Select all lines with the string "title" in them, and copy those lines.

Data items
+ + + + +

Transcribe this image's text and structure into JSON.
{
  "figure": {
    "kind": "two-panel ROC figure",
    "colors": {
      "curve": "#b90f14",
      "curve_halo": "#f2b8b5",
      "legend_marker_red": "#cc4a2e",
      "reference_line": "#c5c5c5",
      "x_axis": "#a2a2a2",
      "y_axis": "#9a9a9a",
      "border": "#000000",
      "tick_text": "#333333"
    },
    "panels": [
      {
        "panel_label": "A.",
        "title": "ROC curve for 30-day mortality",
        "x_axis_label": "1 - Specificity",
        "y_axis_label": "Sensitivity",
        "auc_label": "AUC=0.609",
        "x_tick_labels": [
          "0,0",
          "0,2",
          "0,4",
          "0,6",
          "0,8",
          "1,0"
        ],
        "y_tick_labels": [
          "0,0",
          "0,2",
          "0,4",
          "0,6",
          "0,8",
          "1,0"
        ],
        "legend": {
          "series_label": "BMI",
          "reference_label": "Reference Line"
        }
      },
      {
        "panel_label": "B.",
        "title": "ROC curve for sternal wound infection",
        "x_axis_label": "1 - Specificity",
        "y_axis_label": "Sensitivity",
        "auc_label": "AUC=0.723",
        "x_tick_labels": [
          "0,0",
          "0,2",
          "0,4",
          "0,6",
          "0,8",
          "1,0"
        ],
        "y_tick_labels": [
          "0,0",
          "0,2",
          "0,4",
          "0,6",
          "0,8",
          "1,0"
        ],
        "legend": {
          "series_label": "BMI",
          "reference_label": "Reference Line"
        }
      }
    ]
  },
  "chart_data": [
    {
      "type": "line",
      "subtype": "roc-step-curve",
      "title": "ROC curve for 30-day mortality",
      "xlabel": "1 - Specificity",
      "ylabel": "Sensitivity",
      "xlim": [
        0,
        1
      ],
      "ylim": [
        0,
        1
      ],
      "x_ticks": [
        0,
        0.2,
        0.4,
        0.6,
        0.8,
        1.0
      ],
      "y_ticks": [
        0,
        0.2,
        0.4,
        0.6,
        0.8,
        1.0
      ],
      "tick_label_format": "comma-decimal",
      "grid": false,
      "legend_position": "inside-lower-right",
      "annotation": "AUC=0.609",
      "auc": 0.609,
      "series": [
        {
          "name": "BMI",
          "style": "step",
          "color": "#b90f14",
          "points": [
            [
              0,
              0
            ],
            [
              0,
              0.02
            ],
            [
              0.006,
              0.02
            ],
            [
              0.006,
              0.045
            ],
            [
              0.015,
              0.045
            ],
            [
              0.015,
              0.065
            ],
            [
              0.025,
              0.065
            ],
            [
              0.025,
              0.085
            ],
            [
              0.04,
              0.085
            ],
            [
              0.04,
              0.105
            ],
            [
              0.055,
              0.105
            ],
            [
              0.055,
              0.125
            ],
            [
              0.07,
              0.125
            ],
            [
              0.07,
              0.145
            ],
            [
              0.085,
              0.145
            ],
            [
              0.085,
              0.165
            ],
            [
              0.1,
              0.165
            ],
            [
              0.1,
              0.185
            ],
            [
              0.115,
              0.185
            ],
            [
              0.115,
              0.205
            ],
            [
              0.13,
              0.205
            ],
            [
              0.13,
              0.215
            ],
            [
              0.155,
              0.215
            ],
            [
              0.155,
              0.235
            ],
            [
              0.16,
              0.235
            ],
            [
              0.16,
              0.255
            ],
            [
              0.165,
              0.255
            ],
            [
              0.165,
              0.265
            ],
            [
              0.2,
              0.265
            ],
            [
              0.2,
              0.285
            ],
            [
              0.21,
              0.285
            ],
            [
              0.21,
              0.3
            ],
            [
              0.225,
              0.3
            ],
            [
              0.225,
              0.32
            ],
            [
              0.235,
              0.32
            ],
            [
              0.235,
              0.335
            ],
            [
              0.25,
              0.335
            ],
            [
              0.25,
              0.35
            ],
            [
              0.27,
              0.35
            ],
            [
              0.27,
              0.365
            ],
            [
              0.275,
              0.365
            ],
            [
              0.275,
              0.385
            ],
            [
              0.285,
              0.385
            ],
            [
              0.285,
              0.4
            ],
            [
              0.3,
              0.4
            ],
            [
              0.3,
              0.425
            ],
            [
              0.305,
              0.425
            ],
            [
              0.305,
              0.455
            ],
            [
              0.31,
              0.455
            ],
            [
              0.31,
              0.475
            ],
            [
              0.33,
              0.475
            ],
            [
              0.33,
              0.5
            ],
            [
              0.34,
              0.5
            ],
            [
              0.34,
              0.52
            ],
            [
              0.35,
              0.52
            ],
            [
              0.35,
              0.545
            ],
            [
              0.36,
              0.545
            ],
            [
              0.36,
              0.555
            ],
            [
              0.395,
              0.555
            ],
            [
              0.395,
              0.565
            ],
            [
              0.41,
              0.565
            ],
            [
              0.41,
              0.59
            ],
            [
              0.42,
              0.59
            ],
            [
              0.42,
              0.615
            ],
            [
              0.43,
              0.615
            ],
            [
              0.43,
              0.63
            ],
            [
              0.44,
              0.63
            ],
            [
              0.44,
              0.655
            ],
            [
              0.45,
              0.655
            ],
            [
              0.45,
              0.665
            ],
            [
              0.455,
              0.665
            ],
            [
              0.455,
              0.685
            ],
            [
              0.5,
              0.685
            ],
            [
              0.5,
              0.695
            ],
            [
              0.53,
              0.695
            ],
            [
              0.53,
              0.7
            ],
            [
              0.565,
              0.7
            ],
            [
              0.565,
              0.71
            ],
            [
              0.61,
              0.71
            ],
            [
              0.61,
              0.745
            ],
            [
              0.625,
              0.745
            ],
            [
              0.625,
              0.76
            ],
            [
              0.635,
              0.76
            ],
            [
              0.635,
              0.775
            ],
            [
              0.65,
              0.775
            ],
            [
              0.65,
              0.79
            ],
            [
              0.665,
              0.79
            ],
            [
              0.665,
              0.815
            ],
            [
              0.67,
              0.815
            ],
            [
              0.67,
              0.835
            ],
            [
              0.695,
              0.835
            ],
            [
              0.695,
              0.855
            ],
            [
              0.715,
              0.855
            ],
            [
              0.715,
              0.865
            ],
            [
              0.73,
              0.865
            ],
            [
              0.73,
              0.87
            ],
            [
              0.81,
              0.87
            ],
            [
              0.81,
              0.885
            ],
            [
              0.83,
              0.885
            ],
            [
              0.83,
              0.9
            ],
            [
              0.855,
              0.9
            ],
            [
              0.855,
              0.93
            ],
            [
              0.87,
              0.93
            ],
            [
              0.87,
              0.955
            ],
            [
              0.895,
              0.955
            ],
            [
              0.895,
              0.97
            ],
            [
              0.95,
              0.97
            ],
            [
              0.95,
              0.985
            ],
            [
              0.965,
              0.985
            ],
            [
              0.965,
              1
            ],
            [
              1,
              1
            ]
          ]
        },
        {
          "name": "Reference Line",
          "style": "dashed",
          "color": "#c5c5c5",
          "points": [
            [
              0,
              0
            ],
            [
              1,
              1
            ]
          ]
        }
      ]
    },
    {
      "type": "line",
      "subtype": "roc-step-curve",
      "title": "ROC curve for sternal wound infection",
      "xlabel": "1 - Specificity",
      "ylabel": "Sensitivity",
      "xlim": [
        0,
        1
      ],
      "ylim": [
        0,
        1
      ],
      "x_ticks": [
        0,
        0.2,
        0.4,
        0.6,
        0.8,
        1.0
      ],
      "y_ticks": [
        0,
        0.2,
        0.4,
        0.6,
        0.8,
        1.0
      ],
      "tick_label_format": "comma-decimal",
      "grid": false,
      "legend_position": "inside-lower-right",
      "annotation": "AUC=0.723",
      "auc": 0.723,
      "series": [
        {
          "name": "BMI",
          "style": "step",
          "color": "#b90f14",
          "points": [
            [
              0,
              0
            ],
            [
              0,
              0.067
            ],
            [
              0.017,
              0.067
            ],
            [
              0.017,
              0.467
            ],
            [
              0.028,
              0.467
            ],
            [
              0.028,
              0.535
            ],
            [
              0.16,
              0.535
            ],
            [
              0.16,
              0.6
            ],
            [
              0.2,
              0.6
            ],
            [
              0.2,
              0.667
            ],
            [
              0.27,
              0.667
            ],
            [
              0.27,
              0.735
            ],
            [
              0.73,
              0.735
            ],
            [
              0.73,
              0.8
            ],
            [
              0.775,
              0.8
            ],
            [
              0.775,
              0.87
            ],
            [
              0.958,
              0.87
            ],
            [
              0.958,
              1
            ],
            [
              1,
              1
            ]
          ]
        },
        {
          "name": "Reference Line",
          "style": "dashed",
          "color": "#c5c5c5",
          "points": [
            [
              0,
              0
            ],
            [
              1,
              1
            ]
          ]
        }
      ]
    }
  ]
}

+ + + + +

> [Reply to the exercise]:
        "title": "ROC curve for 30-day mortality",
        "title": "ROC curve for sternal wound infection",
      "title": "ROC curve for 30-day mortality",
      "title": "ROC curve for sternal wound infection",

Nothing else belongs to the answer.